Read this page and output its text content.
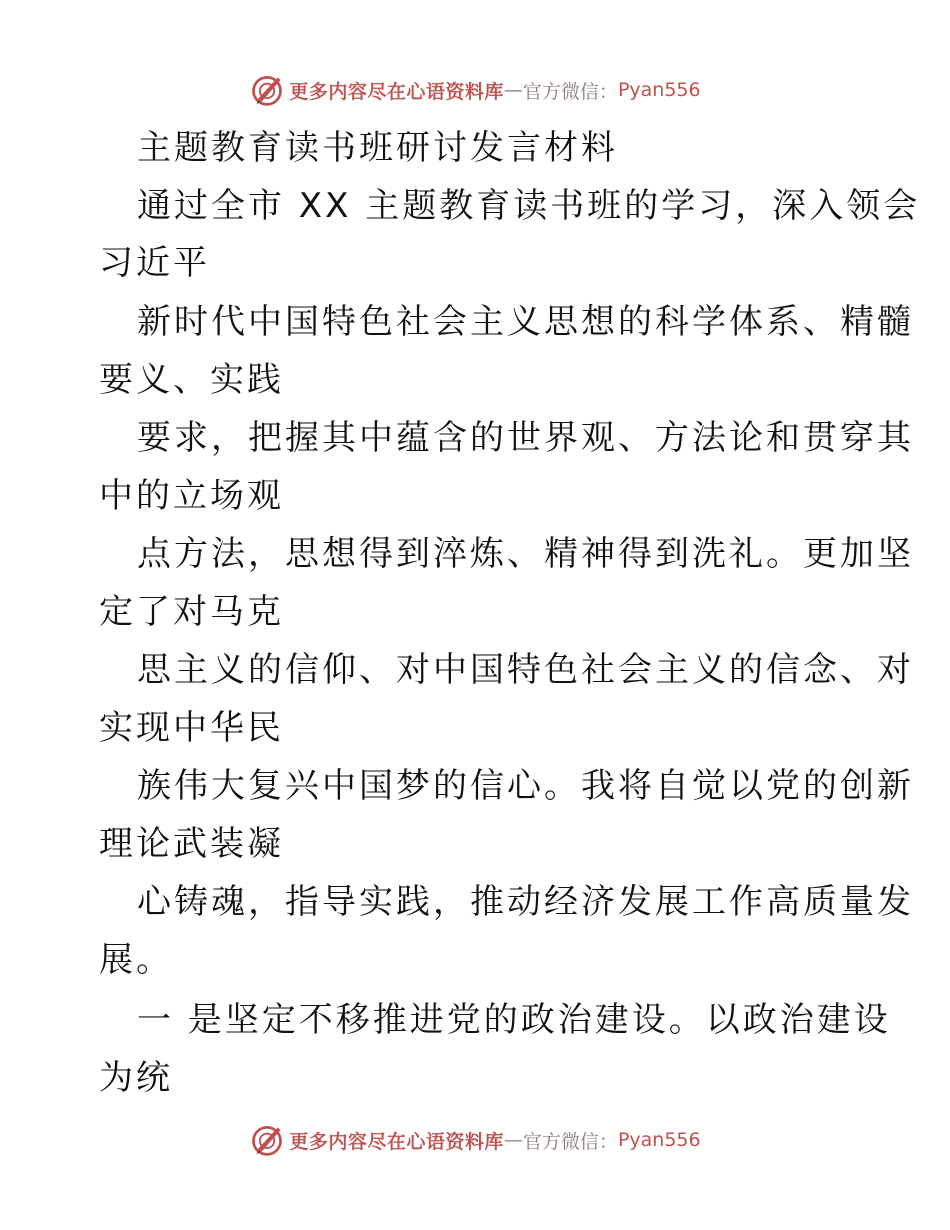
更多内容尽在心语资料库 — 官方微信： Pyan556
主题教育读书班研讨发言材料
通过全市 XX 主题教育读书班的学习，深入领会
习近平
新时代中国特色社会主义思想的科学体系、精髓
要义、实践
要求，把握其中蕴含的世界观、方法论和贯穿其
中的立场观
点方法，思想得到淬炼、精神得到洗礼。更加坚
定了对马克
思主义的信仰、对中国特色社会主义的信念、对
实现中华民
族伟大复兴中国梦的信心。我将自觉以党的创新
理论武装凝
心铸魂，指导实践，推动经济发展工作高质量发
展。
一 是坚定不移推进党的政治建设。以政治建设
为统
更多内容尽在心语资料库 — 官方微信： Pyan556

# # # # # # #

Problem to work on
Take the listing above and restate it word for word, without its pictures.

The reply
Read this page and output its text content.
更多内容尽在心语资料库 — 官方微信： Pyan556
主题教育读书班研讨发言材料
通过全市 XX 主题教育读书班的学习，深入领会
习近平
新时代中国特色社会主义思想的科学体系、精髓
要义、实践
要求，把握其中蕴含的世界观、方法论和贯穿其
中的立场观
点方法，思想得到淬炼、精神得到洗礼。更加坚
定了对马克
思主义的信仰、对中国特色社会主义的信念、对
实现中华民
族伟大复兴中国梦的信心。我将自觉以党的创新
理论武装凝
心铸魂，指导实践，推动经济发展工作高质量发
展。
一 是坚定不移推进党的政治建设。以政治建设
为统
更多内容尽在心语资料库 — 官方微信： Pyan556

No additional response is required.